• WHAT YOU HAVE TO DO
Every line holding the string "JSON" should be gathered.

(Stored records)

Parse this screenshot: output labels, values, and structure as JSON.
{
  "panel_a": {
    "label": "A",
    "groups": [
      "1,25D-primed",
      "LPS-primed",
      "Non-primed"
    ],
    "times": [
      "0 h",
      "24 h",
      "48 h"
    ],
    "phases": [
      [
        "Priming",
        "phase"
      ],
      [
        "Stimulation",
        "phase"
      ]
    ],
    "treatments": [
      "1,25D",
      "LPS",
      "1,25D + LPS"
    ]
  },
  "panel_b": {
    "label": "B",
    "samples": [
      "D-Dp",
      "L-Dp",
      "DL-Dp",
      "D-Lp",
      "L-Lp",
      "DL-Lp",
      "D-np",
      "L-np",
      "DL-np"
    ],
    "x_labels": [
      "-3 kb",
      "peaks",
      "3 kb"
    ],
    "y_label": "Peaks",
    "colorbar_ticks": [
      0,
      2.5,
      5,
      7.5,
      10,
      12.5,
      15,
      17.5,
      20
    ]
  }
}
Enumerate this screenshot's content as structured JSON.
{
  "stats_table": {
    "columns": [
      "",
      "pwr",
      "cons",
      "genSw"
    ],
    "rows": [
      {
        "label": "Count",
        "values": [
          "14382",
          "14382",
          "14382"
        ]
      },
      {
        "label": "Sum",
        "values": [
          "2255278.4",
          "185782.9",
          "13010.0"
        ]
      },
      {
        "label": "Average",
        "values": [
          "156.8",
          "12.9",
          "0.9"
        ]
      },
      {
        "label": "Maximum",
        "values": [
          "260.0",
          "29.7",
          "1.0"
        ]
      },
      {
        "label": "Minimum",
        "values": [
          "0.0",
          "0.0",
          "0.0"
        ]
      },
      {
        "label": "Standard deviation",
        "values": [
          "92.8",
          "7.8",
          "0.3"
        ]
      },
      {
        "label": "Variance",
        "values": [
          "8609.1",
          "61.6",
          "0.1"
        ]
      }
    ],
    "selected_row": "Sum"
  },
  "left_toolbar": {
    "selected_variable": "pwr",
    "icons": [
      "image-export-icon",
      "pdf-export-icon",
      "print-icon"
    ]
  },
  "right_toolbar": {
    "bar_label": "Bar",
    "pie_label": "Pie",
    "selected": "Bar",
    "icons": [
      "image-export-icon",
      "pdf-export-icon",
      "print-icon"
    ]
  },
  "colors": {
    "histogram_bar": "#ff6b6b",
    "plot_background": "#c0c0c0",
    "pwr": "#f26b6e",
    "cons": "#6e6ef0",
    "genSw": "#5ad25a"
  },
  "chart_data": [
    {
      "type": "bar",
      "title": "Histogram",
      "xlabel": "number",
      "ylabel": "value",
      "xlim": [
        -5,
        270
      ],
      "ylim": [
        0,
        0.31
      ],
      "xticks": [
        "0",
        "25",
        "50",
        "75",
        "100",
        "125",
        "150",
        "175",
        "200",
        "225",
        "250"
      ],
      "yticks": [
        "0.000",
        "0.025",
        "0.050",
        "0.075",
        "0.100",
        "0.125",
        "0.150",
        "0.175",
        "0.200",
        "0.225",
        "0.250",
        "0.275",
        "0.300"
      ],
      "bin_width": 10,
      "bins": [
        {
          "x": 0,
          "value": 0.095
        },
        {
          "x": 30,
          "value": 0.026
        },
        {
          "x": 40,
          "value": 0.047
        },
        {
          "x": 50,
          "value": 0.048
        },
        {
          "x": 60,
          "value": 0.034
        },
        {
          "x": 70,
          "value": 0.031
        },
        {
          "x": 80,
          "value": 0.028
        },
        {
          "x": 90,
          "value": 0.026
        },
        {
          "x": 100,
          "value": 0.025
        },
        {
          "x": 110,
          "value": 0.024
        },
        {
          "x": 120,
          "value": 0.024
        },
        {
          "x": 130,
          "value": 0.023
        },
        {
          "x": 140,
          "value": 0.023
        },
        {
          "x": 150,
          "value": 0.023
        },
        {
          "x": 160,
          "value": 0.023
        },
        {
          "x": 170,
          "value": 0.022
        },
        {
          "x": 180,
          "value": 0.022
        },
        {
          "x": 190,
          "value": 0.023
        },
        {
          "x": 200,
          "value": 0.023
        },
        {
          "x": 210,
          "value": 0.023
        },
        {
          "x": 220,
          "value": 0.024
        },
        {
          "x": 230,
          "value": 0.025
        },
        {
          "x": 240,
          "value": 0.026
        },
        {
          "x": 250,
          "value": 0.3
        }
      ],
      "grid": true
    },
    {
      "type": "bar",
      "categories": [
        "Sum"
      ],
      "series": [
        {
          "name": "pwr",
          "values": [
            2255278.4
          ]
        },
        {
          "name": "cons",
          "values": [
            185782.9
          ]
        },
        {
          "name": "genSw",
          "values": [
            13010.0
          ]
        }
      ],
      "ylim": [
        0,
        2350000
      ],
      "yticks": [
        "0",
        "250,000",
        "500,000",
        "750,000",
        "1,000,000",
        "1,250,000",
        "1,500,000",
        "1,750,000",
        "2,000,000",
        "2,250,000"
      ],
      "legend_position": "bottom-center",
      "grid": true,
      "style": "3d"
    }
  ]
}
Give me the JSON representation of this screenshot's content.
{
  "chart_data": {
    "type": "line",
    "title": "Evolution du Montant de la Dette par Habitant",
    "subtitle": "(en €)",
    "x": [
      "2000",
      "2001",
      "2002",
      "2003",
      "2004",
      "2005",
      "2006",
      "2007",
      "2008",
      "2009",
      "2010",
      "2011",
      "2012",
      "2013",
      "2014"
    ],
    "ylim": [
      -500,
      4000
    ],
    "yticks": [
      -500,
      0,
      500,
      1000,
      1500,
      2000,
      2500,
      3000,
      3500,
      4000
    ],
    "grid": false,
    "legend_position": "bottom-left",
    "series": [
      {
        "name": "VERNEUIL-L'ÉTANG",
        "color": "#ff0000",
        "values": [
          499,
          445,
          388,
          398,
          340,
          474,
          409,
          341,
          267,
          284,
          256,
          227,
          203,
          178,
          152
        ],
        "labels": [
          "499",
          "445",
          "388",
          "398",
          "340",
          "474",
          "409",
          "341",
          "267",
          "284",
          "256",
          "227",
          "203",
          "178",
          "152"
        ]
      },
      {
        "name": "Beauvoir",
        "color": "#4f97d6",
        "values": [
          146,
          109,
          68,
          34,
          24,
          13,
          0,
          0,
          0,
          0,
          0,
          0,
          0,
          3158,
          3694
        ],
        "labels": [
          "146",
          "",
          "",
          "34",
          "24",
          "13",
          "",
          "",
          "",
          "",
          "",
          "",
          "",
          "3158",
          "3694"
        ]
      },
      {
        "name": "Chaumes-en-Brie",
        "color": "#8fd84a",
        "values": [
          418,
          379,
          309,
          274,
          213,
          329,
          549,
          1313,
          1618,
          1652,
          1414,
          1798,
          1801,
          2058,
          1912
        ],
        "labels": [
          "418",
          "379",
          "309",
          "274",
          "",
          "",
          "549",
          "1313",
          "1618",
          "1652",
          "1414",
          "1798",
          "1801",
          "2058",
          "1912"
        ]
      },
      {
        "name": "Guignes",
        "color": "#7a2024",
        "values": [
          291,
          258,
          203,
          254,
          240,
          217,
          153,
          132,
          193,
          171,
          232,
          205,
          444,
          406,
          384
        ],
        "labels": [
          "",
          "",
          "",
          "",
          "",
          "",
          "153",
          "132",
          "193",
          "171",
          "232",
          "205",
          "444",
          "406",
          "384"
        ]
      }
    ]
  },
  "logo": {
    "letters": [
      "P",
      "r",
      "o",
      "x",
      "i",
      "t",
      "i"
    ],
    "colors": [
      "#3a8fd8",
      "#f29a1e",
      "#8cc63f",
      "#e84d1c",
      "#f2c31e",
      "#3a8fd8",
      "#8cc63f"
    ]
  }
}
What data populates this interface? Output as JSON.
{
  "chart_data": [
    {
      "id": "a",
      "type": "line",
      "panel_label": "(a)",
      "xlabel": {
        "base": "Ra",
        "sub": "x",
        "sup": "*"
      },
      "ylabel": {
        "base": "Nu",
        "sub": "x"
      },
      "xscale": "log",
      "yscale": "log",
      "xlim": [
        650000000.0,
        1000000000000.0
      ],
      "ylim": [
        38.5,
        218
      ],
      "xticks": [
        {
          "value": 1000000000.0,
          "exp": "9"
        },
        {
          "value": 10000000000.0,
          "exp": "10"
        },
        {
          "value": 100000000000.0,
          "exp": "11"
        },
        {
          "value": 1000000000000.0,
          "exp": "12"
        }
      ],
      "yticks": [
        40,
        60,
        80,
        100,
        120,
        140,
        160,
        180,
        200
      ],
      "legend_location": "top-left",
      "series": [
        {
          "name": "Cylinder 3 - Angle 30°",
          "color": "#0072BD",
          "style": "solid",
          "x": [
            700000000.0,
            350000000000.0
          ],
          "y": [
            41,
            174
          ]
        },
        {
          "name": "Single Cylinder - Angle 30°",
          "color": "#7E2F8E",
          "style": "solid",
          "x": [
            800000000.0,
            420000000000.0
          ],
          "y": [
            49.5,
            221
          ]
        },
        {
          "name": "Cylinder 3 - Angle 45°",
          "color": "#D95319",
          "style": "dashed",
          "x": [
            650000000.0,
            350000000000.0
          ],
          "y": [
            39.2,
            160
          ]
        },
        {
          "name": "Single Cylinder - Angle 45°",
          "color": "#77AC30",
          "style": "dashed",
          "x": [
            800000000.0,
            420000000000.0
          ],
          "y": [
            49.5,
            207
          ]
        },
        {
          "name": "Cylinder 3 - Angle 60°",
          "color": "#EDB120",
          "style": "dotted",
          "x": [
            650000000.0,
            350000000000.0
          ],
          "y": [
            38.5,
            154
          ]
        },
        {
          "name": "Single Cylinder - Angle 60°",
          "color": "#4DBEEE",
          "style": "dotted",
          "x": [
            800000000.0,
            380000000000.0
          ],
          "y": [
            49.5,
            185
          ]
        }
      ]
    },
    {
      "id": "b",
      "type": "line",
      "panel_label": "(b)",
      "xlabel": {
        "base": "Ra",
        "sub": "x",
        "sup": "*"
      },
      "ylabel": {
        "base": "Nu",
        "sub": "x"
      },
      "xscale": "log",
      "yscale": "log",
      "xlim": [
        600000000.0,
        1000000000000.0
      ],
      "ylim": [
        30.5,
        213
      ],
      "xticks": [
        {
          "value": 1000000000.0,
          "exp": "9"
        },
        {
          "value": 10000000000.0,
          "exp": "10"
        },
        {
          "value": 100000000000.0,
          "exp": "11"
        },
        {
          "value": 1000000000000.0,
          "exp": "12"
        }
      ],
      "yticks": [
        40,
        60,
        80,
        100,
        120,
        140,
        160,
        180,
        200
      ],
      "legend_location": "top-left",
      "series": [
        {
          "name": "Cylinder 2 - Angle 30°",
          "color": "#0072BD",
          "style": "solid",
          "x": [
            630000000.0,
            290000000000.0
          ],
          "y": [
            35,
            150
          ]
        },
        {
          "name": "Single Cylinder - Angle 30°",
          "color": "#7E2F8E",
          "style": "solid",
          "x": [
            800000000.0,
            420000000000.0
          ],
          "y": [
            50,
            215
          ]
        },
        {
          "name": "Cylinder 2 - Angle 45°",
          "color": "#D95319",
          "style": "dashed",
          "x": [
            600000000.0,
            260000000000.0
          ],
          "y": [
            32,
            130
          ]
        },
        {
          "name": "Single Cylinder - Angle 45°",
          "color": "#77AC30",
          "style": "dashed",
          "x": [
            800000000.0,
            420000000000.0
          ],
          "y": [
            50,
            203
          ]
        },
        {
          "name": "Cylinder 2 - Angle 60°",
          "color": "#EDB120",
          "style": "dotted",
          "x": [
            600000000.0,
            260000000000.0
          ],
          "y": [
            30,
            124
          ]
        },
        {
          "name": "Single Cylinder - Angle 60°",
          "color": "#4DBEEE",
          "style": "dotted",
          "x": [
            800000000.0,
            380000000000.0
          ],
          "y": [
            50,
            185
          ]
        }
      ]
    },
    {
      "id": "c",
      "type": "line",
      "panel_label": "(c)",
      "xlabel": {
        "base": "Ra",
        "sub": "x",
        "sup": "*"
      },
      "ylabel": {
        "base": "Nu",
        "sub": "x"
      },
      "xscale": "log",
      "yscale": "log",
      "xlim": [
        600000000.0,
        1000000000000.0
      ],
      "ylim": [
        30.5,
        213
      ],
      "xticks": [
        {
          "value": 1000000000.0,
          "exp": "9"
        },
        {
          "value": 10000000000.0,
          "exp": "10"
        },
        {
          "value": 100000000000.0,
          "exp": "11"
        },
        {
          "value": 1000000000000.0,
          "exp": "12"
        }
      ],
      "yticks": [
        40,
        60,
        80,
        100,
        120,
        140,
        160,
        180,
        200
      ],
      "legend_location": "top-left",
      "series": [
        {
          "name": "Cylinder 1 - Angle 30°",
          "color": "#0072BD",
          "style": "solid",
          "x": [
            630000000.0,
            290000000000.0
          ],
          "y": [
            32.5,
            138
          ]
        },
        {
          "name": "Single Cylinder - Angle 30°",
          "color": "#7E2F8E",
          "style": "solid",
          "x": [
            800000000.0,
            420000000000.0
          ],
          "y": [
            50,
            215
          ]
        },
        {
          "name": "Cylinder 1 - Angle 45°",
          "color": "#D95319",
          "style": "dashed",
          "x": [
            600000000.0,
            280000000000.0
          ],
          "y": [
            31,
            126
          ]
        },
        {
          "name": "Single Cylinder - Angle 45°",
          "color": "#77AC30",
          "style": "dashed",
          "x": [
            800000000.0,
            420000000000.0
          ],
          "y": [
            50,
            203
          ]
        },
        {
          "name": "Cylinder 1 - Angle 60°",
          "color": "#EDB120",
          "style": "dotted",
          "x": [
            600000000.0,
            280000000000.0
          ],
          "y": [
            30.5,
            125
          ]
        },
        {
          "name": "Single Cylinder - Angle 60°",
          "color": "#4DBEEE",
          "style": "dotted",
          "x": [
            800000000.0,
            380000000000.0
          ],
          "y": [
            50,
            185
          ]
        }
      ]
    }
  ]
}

• RESPONSE TO THIS EXERCISE
Parse this screenshot: output labels, values, and structure as JSON.
Enumerate this screenshot's content as structured JSON.
Give me the JSON representation of this screenshot's content.
What data populates this interface? Output as JSON.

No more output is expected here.